# [Stated task]
Every line that contains the word "this" should be copied out.

## Begin

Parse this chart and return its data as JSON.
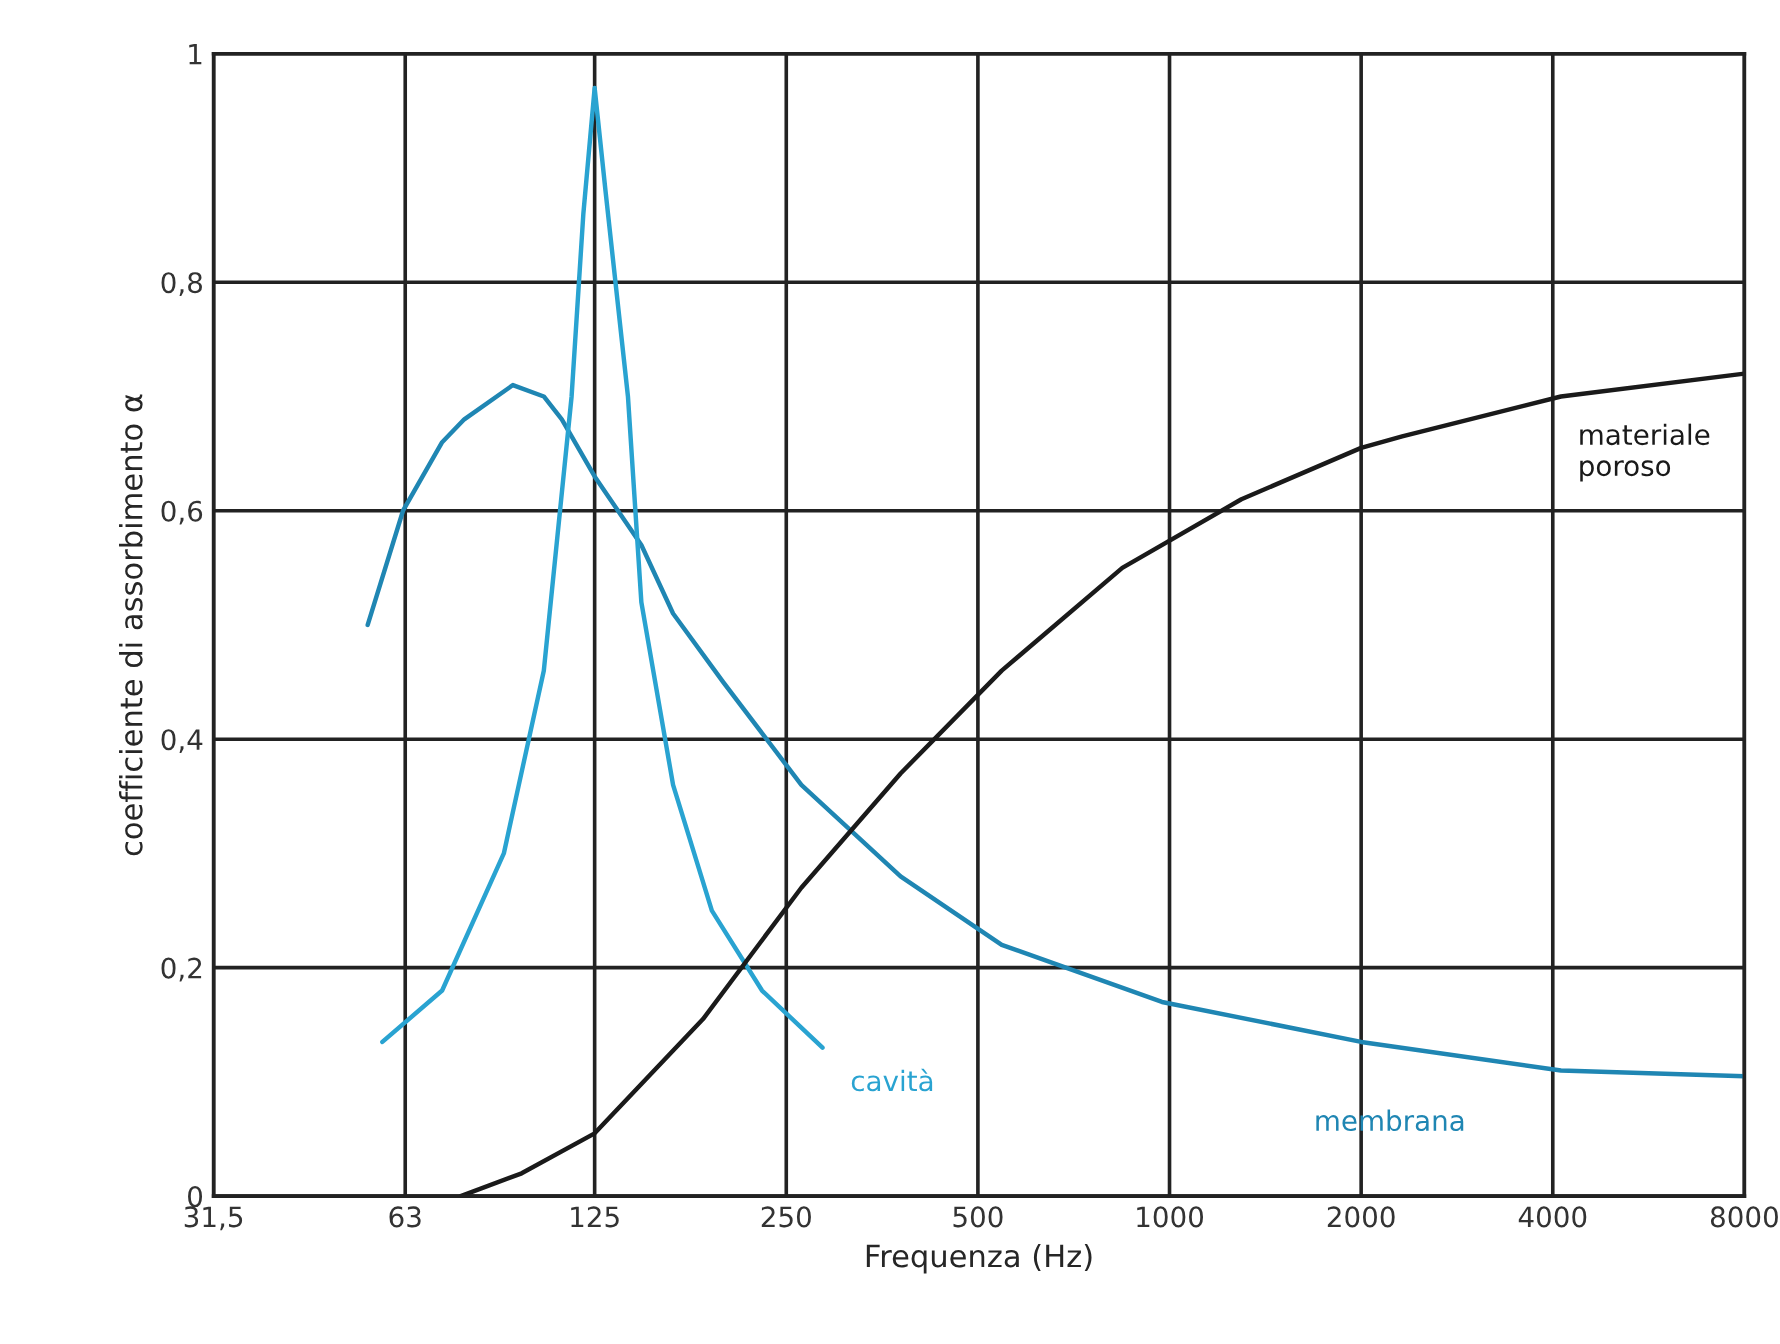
{
  "chart_data": {
    "type": "line",
    "xlabel": "Frequenza (Hz)",
    "ylabel": "coefficiente di assorbimento α",
    "log": "x",
    "grid": true,
    "line_style": "solid",
    "marker": "none",
    "xlim": [
      31.5,
      8000
    ],
    "xticks": [
      {
        "value": 31.5,
        "label": "31,5"
      },
      63,
      125,
      250,
      500,
      1000,
      2000,
      4000,
      8000
    ],
    "ylim": [
      0,
      1
    ],
    "yticks": [
      0,
      {
        "value": 0.2,
        "label": "0,2"
      },
      {
        "value": 0.4,
        "label": "0,4"
      },
      {
        "value": 0.6,
        "label": "0,6"
      },
      {
        "value": 0.8,
        "label": "0,8"
      },
      1
    ],
    "series": [
      {
        "name": "membrana",
        "color": "#1f86b3",
        "x": [
          55,
          62.5,
          72,
          78,
          93,
          104,
          111,
          125,
          148,
          166,
          199,
          264,
          378,
          545,
          973,
          2000,
          4120,
          8000
        ],
        "values": [
          0.5,
          0.6,
          0.66,
          0.68,
          0.71,
          0.7,
          0.68,
          0.63,
          0.57,
          0.51,
          0.45,
          0.36,
          0.28,
          0.22,
          0.17,
          0.135,
          0.11,
          0.105
        ]
      },
      {
        "name": "cavità",
        "color": "#29a3d1",
        "x": [
          58,
          72,
          90,
          104,
          115,
          120,
          125,
          130,
          141,
          148,
          166,
          191,
          229,
          285
        ],
        "values": [
          0.135,
          0.18,
          0.3,
          0.46,
          0.7,
          0.86,
          0.97,
          0.88,
          0.7,
          0.52,
          0.36,
          0.25,
          0.18,
          0.13
        ]
      },
      {
        "name": "materiale\nporoso",
        "color": "#1a1a1a",
        "x": [
          77,
          96,
          125,
          185,
          264,
          378,
          545,
          843,
          1297,
          2000,
          2320,
          4120,
          8000
        ],
        "values": [
          0.0,
          0.02,
          0.055,
          0.155,
          0.27,
          0.37,
          0.46,
          0.55,
          0.61,
          0.655,
          0.665,
          0.7,
          0.72
        ]
      }
    ]
  }
}
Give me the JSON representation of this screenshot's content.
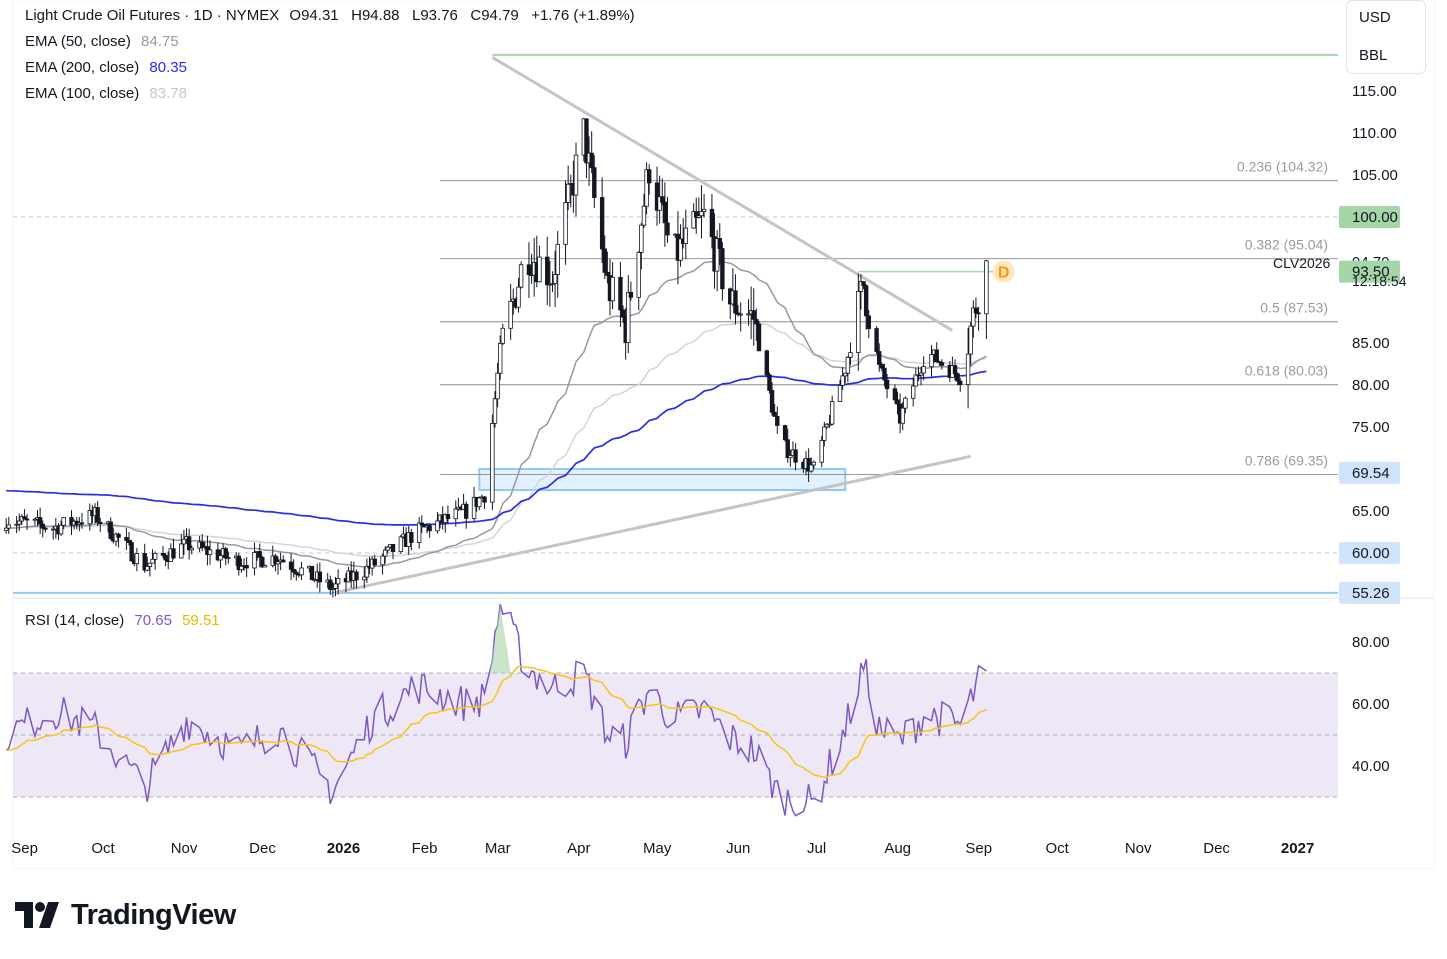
{
  "header": {
    "title": "Light Crude Oil Futures · 1D · NYMEX",
    "ohlc": "O94.31   H94.88   L93.76   C94.79   +1.76 (+1.89%)",
    "ema50_label": "EMA (50, close)",
    "ema50_value": "84.75",
    "ema200_label": "EMA (200, close)",
    "ema200_value": "80.35",
    "ema100_label": "EMA (100, close)",
    "ema100_value": "83.78"
  },
  "units": {
    "currency": "USD",
    "unit": "BBL"
  },
  "rsi_legend": {
    "label": "RSI (14, close)",
    "rsi_value": "70.65",
    "ma_value": "59.51"
  },
  "branding": {
    "name": "TradingView"
  },
  "colors": {
    "ema50": "#9598a1",
    "ema200": "#2a2ee0",
    "ema100": "#d1d4dc",
    "rsi": "#7e57c2",
    "rsi_ma": "#f5c518",
    "rsi_band": "#ede7f6",
    "up": "#131722",
    "down": "#131722",
    "trendline": "#c4c4c4",
    "fib": "#8a8a8a",
    "fib_label": "#9b9b9b",
    "level_green": "#a5d6a7",
    "zone_fill": "#e3f0ff",
    "zone_border": "#90caf9",
    "dashed_blue": "#b2cbe5",
    "price_label_green": "#a5d6a7",
    "price_label_blue": "#cfe3fb",
    "d_marker": "#ff9800"
  },
  "chart_data": [
    {
      "type": "candlestick",
      "symbol": "CLV2026",
      "last_price": "94.79",
      "countdown": "12:18:54",
      "y_ticks": [
        "115.00",
        "110.00",
        "105.00",
        "100.00",
        "94.79",
        "93.50",
        "85.00",
        "80.00",
        "75.00",
        "69.54",
        "65.00",
        "60.00",
        "55.26"
      ],
      "x_ticks": [
        "Sep",
        "Oct",
        "Nov",
        "Dec",
        "2026",
        "Feb",
        "Mar",
        "Apr",
        "May",
        "Jun",
        "Jul",
        "Aug",
        "Sep",
        "Oct",
        "Nov",
        "Dec",
        "2027"
      ],
      "tick_values": {
        "115.00": 115,
        "110.00": 110,
        "105.00": 105,
        "100.00": 100,
        "94.79": 94.79,
        "93.50": 93.5,
        "85.00": 85,
        "80.00": 80,
        "75.00": 75,
        "69.54": 69.54,
        "65.00": 65,
        "60.00": 60,
        "55.26": 55.26
      },
      "highlighted_ticks": {
        "100.00": "green",
        "93.50": "green",
        "69.54": "blue",
        "60.00": "blue",
        "55.26": "blue",
        "94.79": "plain"
      },
      "fibonacci": [
        {
          "label": "0.236 (104.32)",
          "value": 104.32
        },
        {
          "label": "0.382 (95.04)",
          "value": 95.04
        },
        {
          "label": "0.5 (87.53)",
          "value": 87.53
        },
        {
          "label": "0.618 (80.03)",
          "value": 80.03
        },
        {
          "label": "0.786 (69.35)",
          "value": 69.35
        }
      ],
      "horizontal_levels": [
        {
          "value": 119.3,
          "style": "green-solid"
        },
        {
          "value": 100.0,
          "style": "blue-dashed"
        },
        {
          "value": 60.0,
          "style": "blue-dashed"
        },
        {
          "value": 55.26,
          "style": "blue-solid"
        }
      ],
      "support_zone": {
        "from_date": "2026-02-25",
        "to_date": "2026-07-15",
        "low": 67.5,
        "high": 70.0
      },
      "trendlines": [
        {
          "from": [
            "2026-03-02",
            119.0
          ],
          "to": [
            "2026-08-25",
            86.5
          ]
        },
        {
          "from": [
            "2026-01-01",
            55.3
          ],
          "to": [
            "2026-09-01",
            71.5
          ]
        }
      ],
      "marker": {
        "text": "D",
        "date": "2026-09-14",
        "value": 93.5
      },
      "ema_summary": {
        "ema50": 84.75,
        "ema100": 83.78,
        "ema200": 80.35
      },
      "close_anchors": [
        [
          "2025-08-28",
          64.0
        ],
        [
          "2025-09-15",
          63.0
        ],
        [
          "2025-10-01",
          64.5
        ],
        [
          "2025-10-20",
          58.5
        ],
        [
          "2025-11-05",
          61.0
        ],
        [
          "2025-11-25",
          59.0
        ],
        [
          "2025-12-10",
          59.5
        ],
        [
          "2025-12-31",
          55.8
        ],
        [
          "2026-01-15",
          58.5
        ],
        [
          "2026-02-01",
          62.5
        ],
        [
          "2026-02-20",
          65.0
        ],
        [
          "2026-02-27",
          67.0
        ],
        [
          "2026-03-05",
          84.0
        ],
        [
          "2026-03-15",
          96.0
        ],
        [
          "2026-03-25",
          93.0
        ],
        [
          "2026-04-06",
          110.0
        ],
        [
          "2026-04-15",
          92.0
        ],
        [
          "2026-04-22",
          87.0
        ],
        [
          "2026-05-01",
          106.0
        ],
        [
          "2026-05-10",
          95.0
        ],
        [
          "2026-05-22",
          100.0
        ],
        [
          "2026-06-01",
          90.0
        ],
        [
          "2026-06-10",
          88.0
        ],
        [
          "2026-06-20",
          73.0
        ],
        [
          "2026-07-03",
          70.0
        ],
        [
          "2026-07-15",
          82.0
        ],
        [
          "2026-07-22",
          92.0
        ],
        [
          "2026-07-28",
          82.0
        ],
        [
          "2026-08-05",
          76.0
        ],
        [
          "2026-08-15",
          84.0
        ],
        [
          "2026-08-28",
          81.0
        ],
        [
          "2026-09-04",
          91.0
        ],
        [
          "2026-09-07",
          94.79
        ]
      ]
    },
    {
      "type": "line",
      "name": "RSI (14, close)",
      "y_ticks": [
        "80.00",
        "60.00",
        "40.00"
      ],
      "tick_values": {
        "80.00": 80,
        "60.00": 60,
        "40.00": 40
      },
      "band": [
        30,
        70
      ],
      "midline": 50,
      "rsi_anchors": [
        [
          "2025-08-28",
          50
        ],
        [
          "2025-09-15",
          58
        ],
        [
          "2025-10-01",
          52
        ],
        [
          "2025-10-20",
          33
        ],
        [
          "2025-11-05",
          55
        ],
        [
          "2025-11-25",
          45
        ],
        [
          "2025-12-10",
          52
        ],
        [
          "2025-12-31",
          32
        ],
        [
          "2026-01-15",
          55
        ],
        [
          "2026-02-01",
          66
        ],
        [
          "2026-02-20",
          60
        ],
        [
          "2026-02-27",
          62
        ],
        [
          "2026-03-05",
          92
        ],
        [
          "2026-03-15",
          72
        ],
        [
          "2026-03-25",
          65
        ],
        [
          "2026-04-06",
          70
        ],
        [
          "2026-04-15",
          50
        ],
        [
          "2026-04-22",
          48
        ],
        [
          "2026-05-01",
          65
        ],
        [
          "2026-05-10",
          55
        ],
        [
          "2026-05-22",
          58
        ],
        [
          "2026-06-01",
          49
        ],
        [
          "2026-06-10",
          45
        ],
        [
          "2026-06-20",
          30
        ],
        [
          "2026-07-03",
          28
        ],
        [
          "2026-07-15",
          52
        ],
        [
          "2026-07-22",
          72
        ],
        [
          "2026-07-28",
          52
        ],
        [
          "2026-08-05",
          48
        ],
        [
          "2026-08-15",
          57
        ],
        [
          "2026-08-28",
          53
        ],
        [
          "2026-09-04",
          67
        ],
        [
          "2026-09-07",
          70.65
        ]
      ],
      "rsi_ma_last": 59.51
    }
  ]
}
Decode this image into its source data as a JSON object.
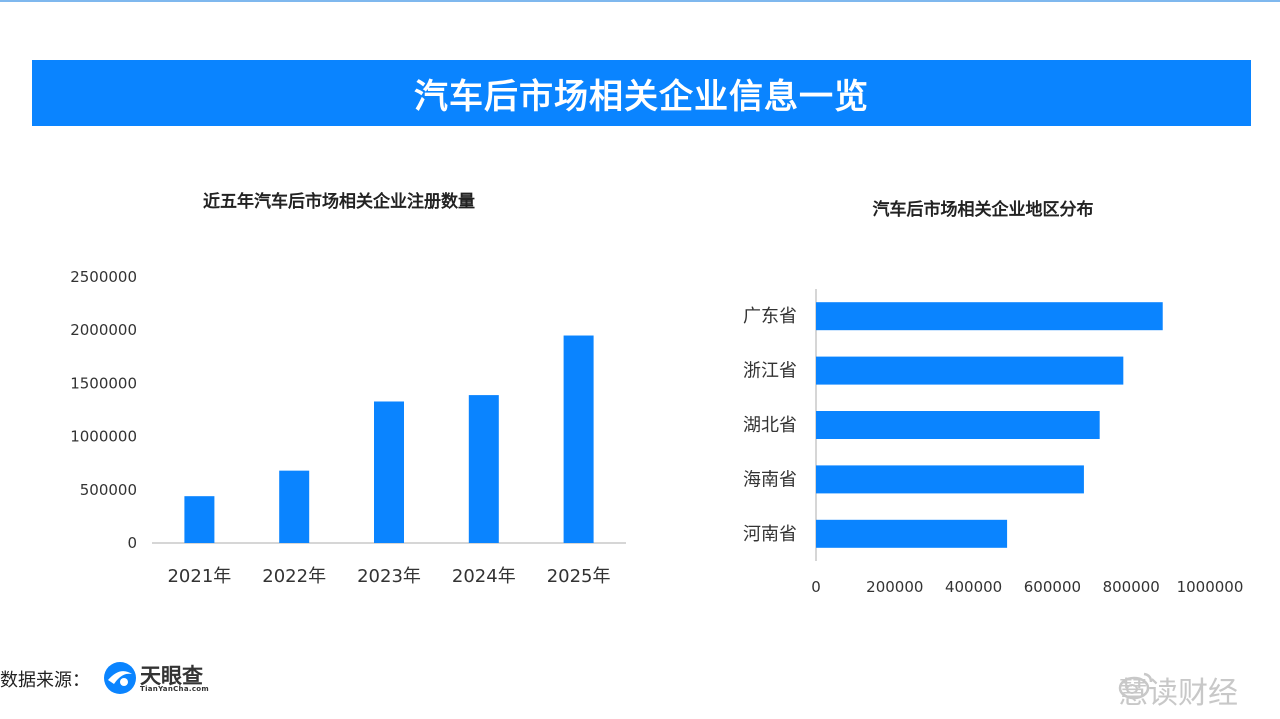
{
  "header": {
    "title": "汽车后市场相关企业信息一览"
  },
  "colors": {
    "accent": "#0a84ff",
    "axis": "#c8c8c8"
  },
  "chart_data": [
    {
      "type": "bar",
      "title": "近五年汽车后市场相关企业注册数量",
      "categories": [
        "2021年",
        "2022年",
        "2023年",
        "2024年",
        "2025年"
      ],
      "values": [
        440000,
        680000,
        1330000,
        1390000,
        1950000
      ],
      "ylim": [
        0,
        2500000
      ],
      "yticks": [
        "0",
        "500000",
        "1000000",
        "1500000",
        "2000000",
        "2500000"
      ],
      "grid": false
    },
    {
      "type": "bar",
      "orientation": "horizontal",
      "title": "汽车后市场相关企业地区分布",
      "categories": [
        "广东省",
        "浙江省",
        "湖北省",
        "海南省",
        "河南省"
      ],
      "values": [
        880000,
        780000,
        720000,
        680000,
        485000
      ],
      "xlim": [
        0,
        1000000
      ],
      "xticks": [
        "0",
        "200000",
        "400000",
        "600000",
        "800000",
        "1000000"
      ],
      "grid": false
    }
  ],
  "footer": {
    "source_label": "数据来源：",
    "logo_text": "天眼查",
    "logo_sub": "TianYanCha.com"
  },
  "watermark": {
    "text": "慧读财经"
  }
}
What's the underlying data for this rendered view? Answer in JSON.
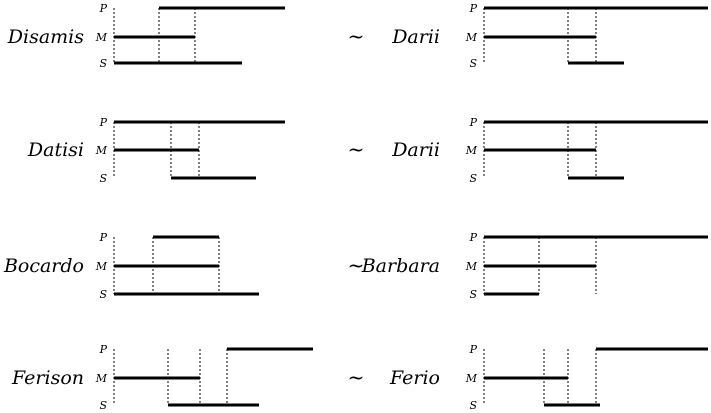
{
  "equivalence_symbol": "~",
  "term_labels": {
    "P": "P",
    "M": "M",
    "S": "S"
  },
  "rows": [
    {
      "left": {
        "name": "Disamis",
        "P": [
          159,
          285
        ],
        "M": [
          114,
          195
        ],
        "S": [
          114,
          242
        ],
        "guides": [
          159,
          195
        ]
      },
      "right": {
        "name": "Darii",
        "P": [
          484,
          708
        ],
        "M": [
          484,
          596
        ],
        "S": [
          568,
          624
        ],
        "guides": [
          568,
          596
        ]
      }
    },
    {
      "left": {
        "name": "Datisi",
        "P": [
          114,
          285
        ],
        "M": [
          114,
          199
        ],
        "S": [
          171,
          256
        ],
        "guides": [
          171,
          199
        ]
      },
      "right": {
        "name": "Darii",
        "P": [
          484,
          708
        ],
        "M": [
          484,
          596
        ],
        "S": [
          568,
          624
        ],
        "guides": [
          568,
          596
        ]
      }
    },
    {
      "left": {
        "name": "Bocardo",
        "P": [
          153,
          219
        ],
        "M": [
          114,
          219
        ],
        "S": [
          114,
          259
        ],
        "guides": [
          153,
          219
        ]
      },
      "right": {
        "name": "Barbara",
        "P": [
          484,
          708
        ],
        "M": [
          484,
          596
        ],
        "S": [
          484,
          539
        ],
        "guides": [
          539,
          596
        ]
      }
    },
    {
      "left": {
        "name": "Ferison",
        "P": [
          227,
          313
        ],
        "M": [
          114,
          200
        ],
        "S": [
          168,
          259
        ],
        "guides": [
          168,
          200,
          227
        ]
      },
      "right": {
        "name": "Ferio",
        "P": [
          596,
          708
        ],
        "M": [
          484,
          568
        ],
        "S": [
          544,
          600
        ],
        "guides": [
          544,
          568,
          596
        ]
      }
    }
  ]
}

## End

# [Task result]
Parse this chart and return its data as JSON.
Give me the JSON representation of this screenshot's content.
Decode this image into its source data as a JSON object.
What's the underlying data for this rendered view? Answer in JSON.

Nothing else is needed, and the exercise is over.